**Aim:** Out of the lines below, please list those that hold the string "οὐδέ".

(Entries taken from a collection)
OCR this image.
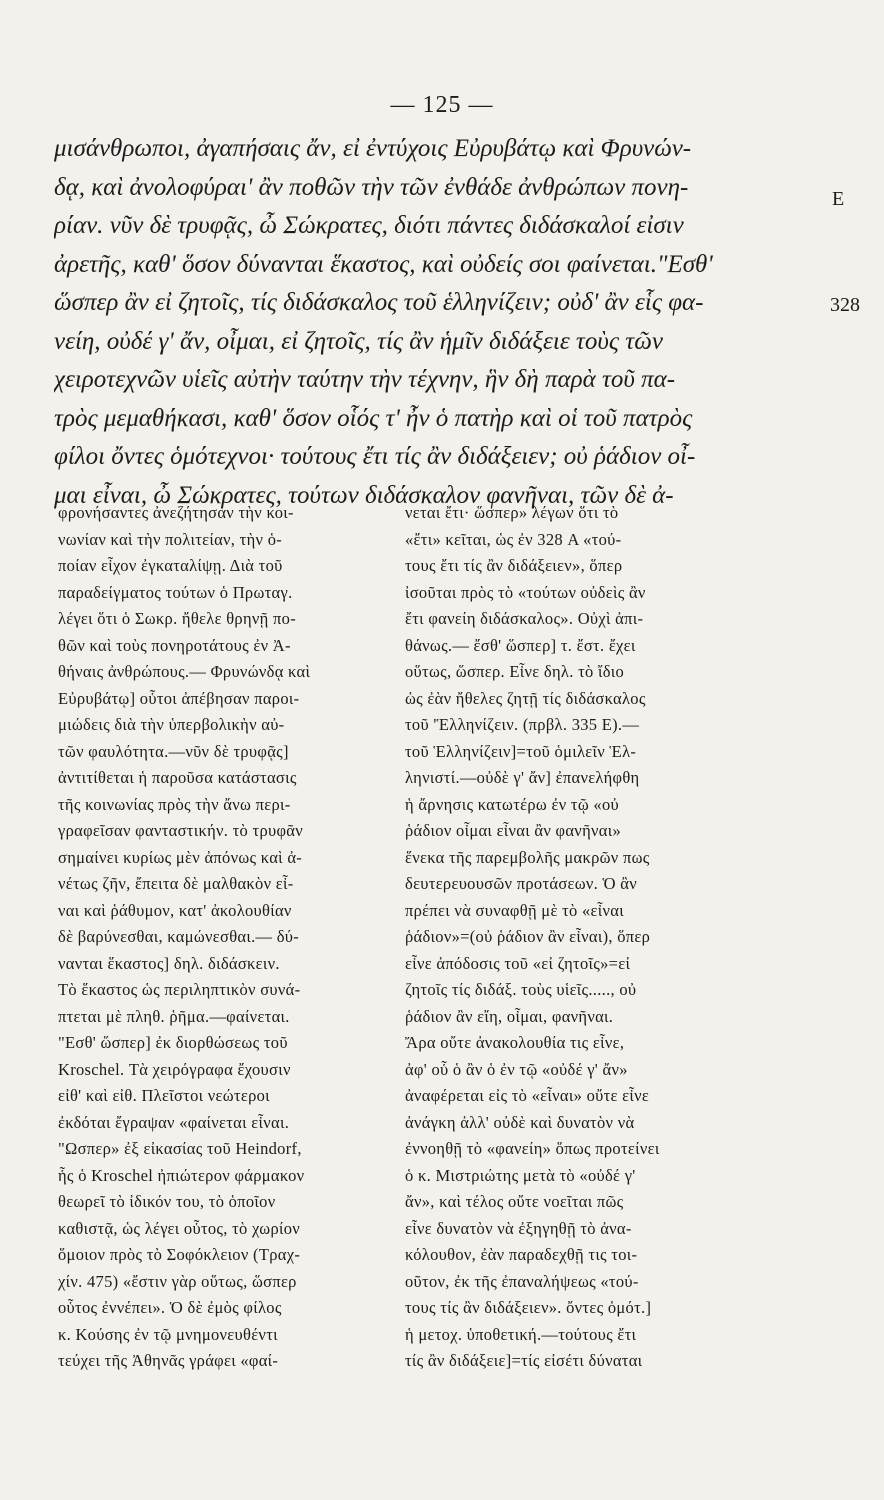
— 125 —
μισάνθρωποι, ἀγαπήσαις ἄν, εἰ ἐντύχοις Εὐρυβάτῳ καὶ Φρυνών-
δᾳ, καὶ ἀνολοφύραι' ἂν ποθῶν τὴν τῶν ἐνθάδε ἀνθρώπων πονη-
ρίαν. νῦν δὲ τρυφᾷς, ὦ Σώκρατες, διότι πάντες διδάσκαλοί εἰσιν
ἀρετῆς, καθ' ὅσον δύνανται ἕκαστος, καὶ οὐδείς σοι φαίνεται."Εσθ'
ὥσπερ ἂν εἰ ζητοῖς, τίς διδάσκαλος τοῦ ἑλληνίζειν; οὐδ' ἂν εἷς φα-
νείη, οὐδέ γ' ἄν, οἶμαι, εἰ ζητοῖς, τίς ἂν ἡμῖν διδάξειε τοὺς τῶν
χειροτεχνῶν υἱεῖς αὐτὴν ταύτην τὴν τέχνην, ἣν δὴ παρὰ τοῦ πα-
τρὸς μεμαθήκασι, καθ' ὅσον οἷός τ' ἦν ὁ πατὴρ καὶ οἱ τοῦ πατρὸς
φίλοι ὄντες ὁμότεχνοι· τούτους ἔτι τίς ἂν διδάξειεν; οὐ ῥάδιον οἶ-
μαι εἶναι, ὦ Σώκρατες, τούτων διδάσκαλον φανῆναι, τῶν δὲ ἀ-
E
328
φρονήσαντες ἀνεζήτησαν τὴν κοι-
νωνίαν καὶ τὴν πολιτείαν, τὴν ὁ-
ποίαν εἶχον ἐγκαταλίψῃ. Διὰ τοῦ
παραδείγματος τούτων ὁ Πρωταγ.
λέγει ὅτι ὁ Σωκρ. ἤθελε θρηνῇ πο-
θῶν καὶ τοὺς πονηροτάτους ἐν Ἀ-
θήναις ἀνθρώπους.— Φρυνώνδᾳ καὶ
Εὐρυβάτῳ] οὗτοι ἀπέβησαν παροι-
μιώδεις διὰ τὴν ὑπερβολικὴν αὐ-
τῶν φαυλότητα.—νῦν δὲ τρυφᾷς]
ἀντιτίθεται ἡ παροῦσα κατάστασις
τῆς κοινωνίας πρὸς τὴν ἄνω περι-
γραφεῖσαν φανταστικήν. τὸ τρυφᾶν
σημαίνει κυρίως μὲν ἀπόνως καὶ ἀ-
νέτως ζῆν, ἔπειτα δὲ μαλθακὸν εἶ-
ναι καὶ ῥάθυμον, κατ' ἀκολουθίαν
δὲ βαρύνεσθαι, καμώνεσθαι.— δύ-
νανται ἕκαστος] δηλ. διδάσκειν.
Τὸ ἕκαστος ὡς περιληπτικὸν συνά-
πτεται μὲ πληθ. ῥῆμα.—φαίνεται.
"Εσθ' ὥσπερ] ἐκ διορθώσεως τοῦ
Kroschel. Τὰ χειρόγραφα ἔχουσιν
εἰθ' καὶ εἰθ. Πλεῖστοι νεώτεροι
ἐκδόται ἔγραψαν «φαίνεται εἶναι.
"Ωσπερ» ἐξ εἰκασίας τοῦ Heindorf,
ἧς ὁ Kroschel ἠπιώτερον φάρμακον
θεωρεῖ τὸ ἰδικόν του, τὸ ὁποῖον
καθιστᾷ, ὡς λέγει οὗτος, τὸ χωρίον
ὅμοιον πρὸς τὸ Σοφόκλειον (Τραχ-
χίν. 475) «ἔστιν γὰρ οὕτως, ὥσπερ
οὗτος ἐννέπει». Ὁ δὲ ἐμὸς φίλος
κ. Κούσης ἐν τῷ μνημονευθέντι
τεύχει τῆς Ἀθηνᾶς γράφει «φαί-
νεται ἔτι· ὥσπερ» λέγων ὅτι τὸ
«ἔτι» κεῖται, ὡς ἐν 328 A «τού-
τους ἔτι τίς ἂν διδάξειεν», ὅπερ
ἰσοῦται πρὸς τὸ «τούτων οὐδεὶς ἂν
ἔτι φανείη διδάσκαλος». Οὐχὶ ἀπι-
θάνως.— ἔσθ' ὥσπερ] τ. ἔστ. ἔχει
οὕτως, ὥσπερ. Εἶνε δηλ. τὸ ἴδιο
ὡς ἐὰν ἤθελες ζητῇ τίς διδάσκαλος
τοῦ 'Ἑλληνίζειν. (πρβλ. 335 E).—
τοῦ Ἑλληνίζειν]=τοῦ ὁμιλεῖν Ἑλ-
ληνιστί.—οὐδὲ γ' ἄν] ἐπανελήφθη
ἡ ἄρνησις κατωτέρω ἐν τῷ «οὐ
ῥάδιον οἶμαι εἶναι ἂν φανῆναι»
ἕνεκα τῆς παρεμβολῆς μακρῶν πως
δευτερευουσῶν προτάσεων. Ὁ ἂν
πρέπει νὰ συναφθῇ μὲ τὸ «εἶναι
ῥάδιον»=(οὐ ῥάδιον ἂν εἶναι), ὅπερ
εἶνε ἀπόδοσις τοῦ «εἰ ζητοῖς»=εἰ
ζητοῖς τίς διδάξ. τοὺς υἱεῖς....., οὐ
ῥάδιον ἂν εἴη, οἶμαι, φανῆναι.
Ἄρα οὔτε ἀνακολουθία τις εἶνε,
ἀφ' οὗ ὁ ἂν ὁ ἐν τῷ «οὐδέ γ' ἄν»
ἀναφέρεται εἰς τὸ «εἶναι» οὔτε εἶνε
ἀνάγκη ἀλλ' οὐδὲ καὶ δυνατὸν νὰ
ἐννοηθῇ τὸ «φανείη» ὅπως προτείνει
ὁ κ. Μιστριώτης μετὰ τὸ «οὐδέ γ'
ἄν», καὶ τέλος οὔτε νοεῖται πῶς
εἶνε δυνατὸν νὰ ἐξηγηθῇ τὸ ἀνα-
κόλουθον, ἐὰν παραδεχθῇ τις τοι-
οῦτον, ἐκ τῆς ἐπαναλήψεως «τού-
τους τίς ἂν διδάξειεν». ὄντες ὁμότ.]
ἡ μετοχ. ὑποθετική.—τούτους ἔτι
τίς ἂν διδάξειε]=τίς εἰσέτι δύναται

**Full output:**
νείη, οὐδέ γ' ἄν, οἶμαι, εἰ ζητοῖς, τίς ἂν ἡμῖν διδάξειε τοὺς τῶν
ἀφ' οὗ ὁ ἂν ὁ ἐν τῷ «οὐδέ γ' ἄν»
ὁ κ. Μιστριώτης μετὰ τὸ «οὐδέ γ'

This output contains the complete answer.